++++ Dataset records

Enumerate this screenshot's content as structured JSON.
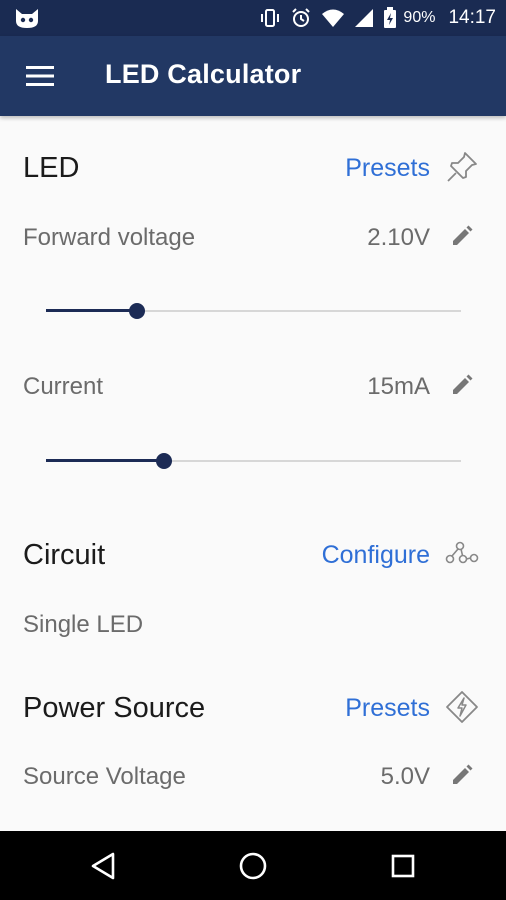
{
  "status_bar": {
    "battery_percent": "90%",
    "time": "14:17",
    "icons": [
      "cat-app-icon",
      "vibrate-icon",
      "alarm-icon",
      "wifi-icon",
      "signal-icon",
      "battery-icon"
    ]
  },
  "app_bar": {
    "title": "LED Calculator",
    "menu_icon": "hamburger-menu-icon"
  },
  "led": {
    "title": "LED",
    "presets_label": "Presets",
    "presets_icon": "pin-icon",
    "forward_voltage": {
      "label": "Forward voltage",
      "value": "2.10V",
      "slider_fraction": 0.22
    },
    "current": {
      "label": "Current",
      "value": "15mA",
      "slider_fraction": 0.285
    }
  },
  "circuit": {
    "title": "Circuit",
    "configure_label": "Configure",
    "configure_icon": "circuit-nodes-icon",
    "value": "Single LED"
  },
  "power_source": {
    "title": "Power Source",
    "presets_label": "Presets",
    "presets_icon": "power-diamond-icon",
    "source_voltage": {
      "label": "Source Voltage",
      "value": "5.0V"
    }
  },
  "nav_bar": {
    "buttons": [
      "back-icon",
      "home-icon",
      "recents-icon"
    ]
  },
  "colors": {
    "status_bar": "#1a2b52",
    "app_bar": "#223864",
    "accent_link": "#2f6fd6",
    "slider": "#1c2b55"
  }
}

++++++++

**Aim of the exercise**
Give every record again exactly, apart from the pictures, which stay out.

**Full solution**
Enumerate this screenshot's content as structured JSON.
{
  "status_bar": {
    "battery_percent": "90%",
    "time": "14:17",
    "icons": [
      "cat-app-icon",
      "vibrate-icon",
      "alarm-icon",
      "wifi-icon",
      "signal-icon",
      "battery-icon"
    ]
  },
  "app_bar": {
    "title": "LED Calculator",
    "menu_icon": "hamburger-menu-icon"
  },
  "led": {
    "title": "LED",
    "presets_label": "Presets",
    "presets_icon": "pin-icon",
    "forward_voltage": {
      "label": "Forward voltage",
      "value": "2.10V",
      "slider_fraction": 0.22
    },
    "current": {
      "label": "Current",
      "value": "15mA",
      "slider_fraction": 0.285
    }
  },
  "circuit": {
    "title": "Circuit",
    "configure_label": "Configure",
    "configure_icon": "circuit-nodes-icon",
    "value": "Single LED"
  },
  "power_source": {
    "title": "Power Source",
    "presets_label": "Presets",
    "presets_icon": "power-diamond-icon",
    "source_voltage": {
      "label": "Source Voltage",
      "value": "5.0V"
    }
  },
  "nav_bar": {
    "buttons": [
      "back-icon",
      "home-icon",
      "recents-icon"
    ]
  },
  "colors": {
    "status_bar": "#1a2b52",
    "app_bar": "#223864",
    "accent_link": "#2f6fd6",
    "slider": "#1c2b55"
  }
}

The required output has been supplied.